## Begin Items

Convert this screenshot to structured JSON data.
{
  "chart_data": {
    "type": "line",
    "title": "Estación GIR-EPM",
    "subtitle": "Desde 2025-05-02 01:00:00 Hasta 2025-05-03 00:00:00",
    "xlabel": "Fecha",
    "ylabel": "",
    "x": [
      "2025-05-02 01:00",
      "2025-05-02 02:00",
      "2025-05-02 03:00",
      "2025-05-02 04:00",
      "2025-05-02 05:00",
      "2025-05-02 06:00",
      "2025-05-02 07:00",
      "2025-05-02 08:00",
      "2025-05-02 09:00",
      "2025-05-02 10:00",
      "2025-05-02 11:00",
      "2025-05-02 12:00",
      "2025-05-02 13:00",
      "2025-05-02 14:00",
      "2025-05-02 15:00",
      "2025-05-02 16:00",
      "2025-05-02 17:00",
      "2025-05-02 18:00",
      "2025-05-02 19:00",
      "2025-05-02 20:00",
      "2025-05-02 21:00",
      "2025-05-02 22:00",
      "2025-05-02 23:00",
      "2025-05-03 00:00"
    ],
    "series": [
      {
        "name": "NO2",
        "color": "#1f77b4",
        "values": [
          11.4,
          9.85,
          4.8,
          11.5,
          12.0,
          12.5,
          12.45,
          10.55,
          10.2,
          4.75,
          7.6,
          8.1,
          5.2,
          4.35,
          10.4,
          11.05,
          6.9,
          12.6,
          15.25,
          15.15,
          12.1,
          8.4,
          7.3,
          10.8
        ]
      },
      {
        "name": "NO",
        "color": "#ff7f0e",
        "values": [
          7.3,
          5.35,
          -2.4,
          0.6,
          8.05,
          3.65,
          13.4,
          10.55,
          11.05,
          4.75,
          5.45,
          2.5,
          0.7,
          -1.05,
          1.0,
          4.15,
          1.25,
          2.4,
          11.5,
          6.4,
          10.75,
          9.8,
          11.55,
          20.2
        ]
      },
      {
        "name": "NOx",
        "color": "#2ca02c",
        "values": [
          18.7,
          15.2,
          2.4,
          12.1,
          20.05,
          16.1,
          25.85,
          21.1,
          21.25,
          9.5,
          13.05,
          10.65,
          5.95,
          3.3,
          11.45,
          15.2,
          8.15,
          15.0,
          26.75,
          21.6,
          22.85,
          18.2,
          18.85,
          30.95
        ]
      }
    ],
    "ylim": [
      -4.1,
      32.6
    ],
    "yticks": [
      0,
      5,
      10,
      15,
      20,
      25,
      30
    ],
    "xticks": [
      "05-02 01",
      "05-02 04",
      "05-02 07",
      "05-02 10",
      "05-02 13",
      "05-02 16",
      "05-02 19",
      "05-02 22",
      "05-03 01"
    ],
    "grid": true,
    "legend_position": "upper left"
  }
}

## End Items

▸ **Do this**
Your task is to quote all of the data word for word.

▸ **Solution to the problem**
Convert this screenshot to structured JSON data.
{
  "chart_data": {
    "type": "line",
    "title": "Estación GIR-EPM",
    "subtitle": "Desde 2025-05-02 01:00:00 Hasta 2025-05-03 00:00:00",
    "xlabel": "Fecha",
    "ylabel": "",
    "x": [
      "2025-05-02 01:00",
      "2025-05-02 02:00",
      "2025-05-02 03:00",
      "2025-05-02 04:00",
      "2025-05-02 05:00",
      "2025-05-02 06:00",
      "2025-05-02 07:00",
      "2025-05-02 08:00",
      "2025-05-02 09:00",
      "2025-05-02 10:00",
      "2025-05-02 11:00",
      "2025-05-02 12:00",
      "2025-05-02 13:00",
      "2025-05-02 14:00",
      "2025-05-02 15:00",
      "2025-05-02 16:00",
      "2025-05-02 17:00",
      "2025-05-02 18:00",
      "2025-05-02 19:00",
      "2025-05-02 20:00",
      "2025-05-02 21:00",
      "2025-05-02 22:00",
      "2025-05-02 23:00",
      "2025-05-03 00:00"
    ],
    "series": [
      {
        "name": "NO2",
        "color": "#1f77b4",
        "values": [
          11.4,
          9.85,
          4.8,
          11.5,
          12.0,
          12.5,
          12.45,
          10.55,
          10.2,
          4.75,
          7.6,
          8.1,
          5.2,
          4.35,
          10.4,
          11.05,
          6.9,
          12.6,
          15.25,
          15.15,
          12.1,
          8.4,
          7.3,
          10.8
        ]
      },
      {
        "name": "NO",
        "color": "#ff7f0e",
        "values": [
          7.3,
          5.35,
          -2.4,
          0.6,
          8.05,
          3.65,
          13.4,
          10.55,
          11.05,
          4.75,
          5.45,
          2.5,
          0.7,
          -1.05,
          1.0,
          4.15,
          1.25,
          2.4,
          11.5,
          6.4,
          10.75,
          9.8,
          11.55,
          20.2
        ]
      },
      {
        "name": "NOx",
        "color": "#2ca02c",
        "values": [
          18.7,
          15.2,
          2.4,
          12.1,
          20.05,
          16.1,
          25.85,
          21.1,
          21.25,
          9.5,
          13.05,
          10.65,
          5.95,
          3.3,
          11.45,
          15.2,
          8.15,
          15.0,
          26.75,
          21.6,
          22.85,
          18.2,
          18.85,
          30.95
        ]
      }
    ],
    "ylim": [
      -4.1,
      32.6
    ],
    "yticks": [
      0,
      5,
      10,
      15,
      20,
      25,
      30
    ],
    "xticks": [
      "05-02 01",
      "05-02 04",
      "05-02 07",
      "05-02 10",
      "05-02 13",
      "05-02 16",
      "05-02 19",
      "05-02 22",
      "05-03 01"
    ],
    "grid": true,
    "legend_position": "upper left"
  }
}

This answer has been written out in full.